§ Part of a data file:
------------
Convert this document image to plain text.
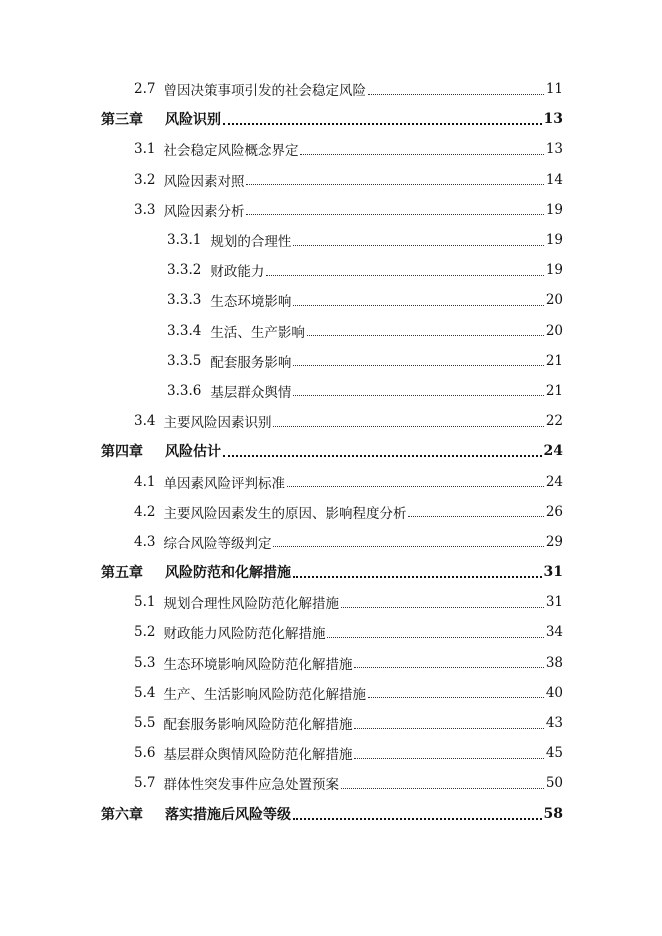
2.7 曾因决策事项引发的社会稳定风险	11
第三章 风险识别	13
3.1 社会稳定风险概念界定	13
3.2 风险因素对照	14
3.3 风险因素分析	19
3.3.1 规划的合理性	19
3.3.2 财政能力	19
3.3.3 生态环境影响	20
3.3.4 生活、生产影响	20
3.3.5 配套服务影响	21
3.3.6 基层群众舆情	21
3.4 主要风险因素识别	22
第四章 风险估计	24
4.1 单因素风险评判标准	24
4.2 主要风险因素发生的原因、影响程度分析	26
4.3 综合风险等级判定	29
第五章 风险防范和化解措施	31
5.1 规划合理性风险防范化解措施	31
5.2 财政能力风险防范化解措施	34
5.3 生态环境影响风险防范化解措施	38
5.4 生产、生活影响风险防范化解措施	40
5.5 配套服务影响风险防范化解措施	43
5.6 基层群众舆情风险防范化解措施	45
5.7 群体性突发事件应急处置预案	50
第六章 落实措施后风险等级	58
------------
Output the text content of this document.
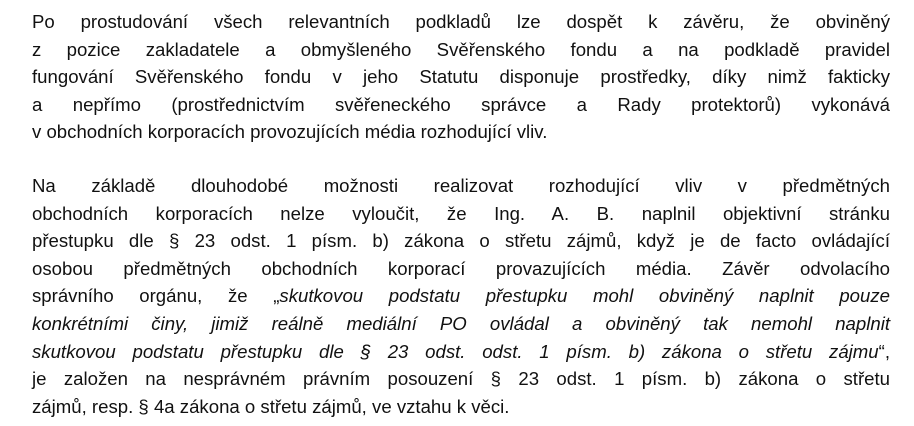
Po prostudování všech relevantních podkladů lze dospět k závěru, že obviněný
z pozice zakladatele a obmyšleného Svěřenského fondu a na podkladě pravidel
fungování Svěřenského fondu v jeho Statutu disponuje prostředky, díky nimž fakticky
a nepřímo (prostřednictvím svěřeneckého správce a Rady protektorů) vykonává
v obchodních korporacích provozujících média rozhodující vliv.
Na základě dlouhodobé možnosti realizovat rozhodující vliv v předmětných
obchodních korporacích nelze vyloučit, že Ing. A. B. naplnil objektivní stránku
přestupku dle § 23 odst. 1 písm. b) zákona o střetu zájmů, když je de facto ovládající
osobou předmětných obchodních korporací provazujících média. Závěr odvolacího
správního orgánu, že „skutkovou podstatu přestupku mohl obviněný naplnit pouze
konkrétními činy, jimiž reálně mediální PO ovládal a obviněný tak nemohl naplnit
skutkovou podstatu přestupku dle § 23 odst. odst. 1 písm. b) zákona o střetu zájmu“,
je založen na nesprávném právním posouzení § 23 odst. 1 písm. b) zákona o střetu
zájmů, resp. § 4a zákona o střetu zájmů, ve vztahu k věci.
------------
§ Goal:
Show all lines in the entries above where the word "obchodních" appears.

§ Exercise response:
v obchodních korporacích provozujících média rozhodující vliv.
obchodních korporacích nelze vyloučit, že Ing. A. B. naplnil objektivní stránku
osobou předmětných obchodních korporací provazujících média. Závěr odvolacího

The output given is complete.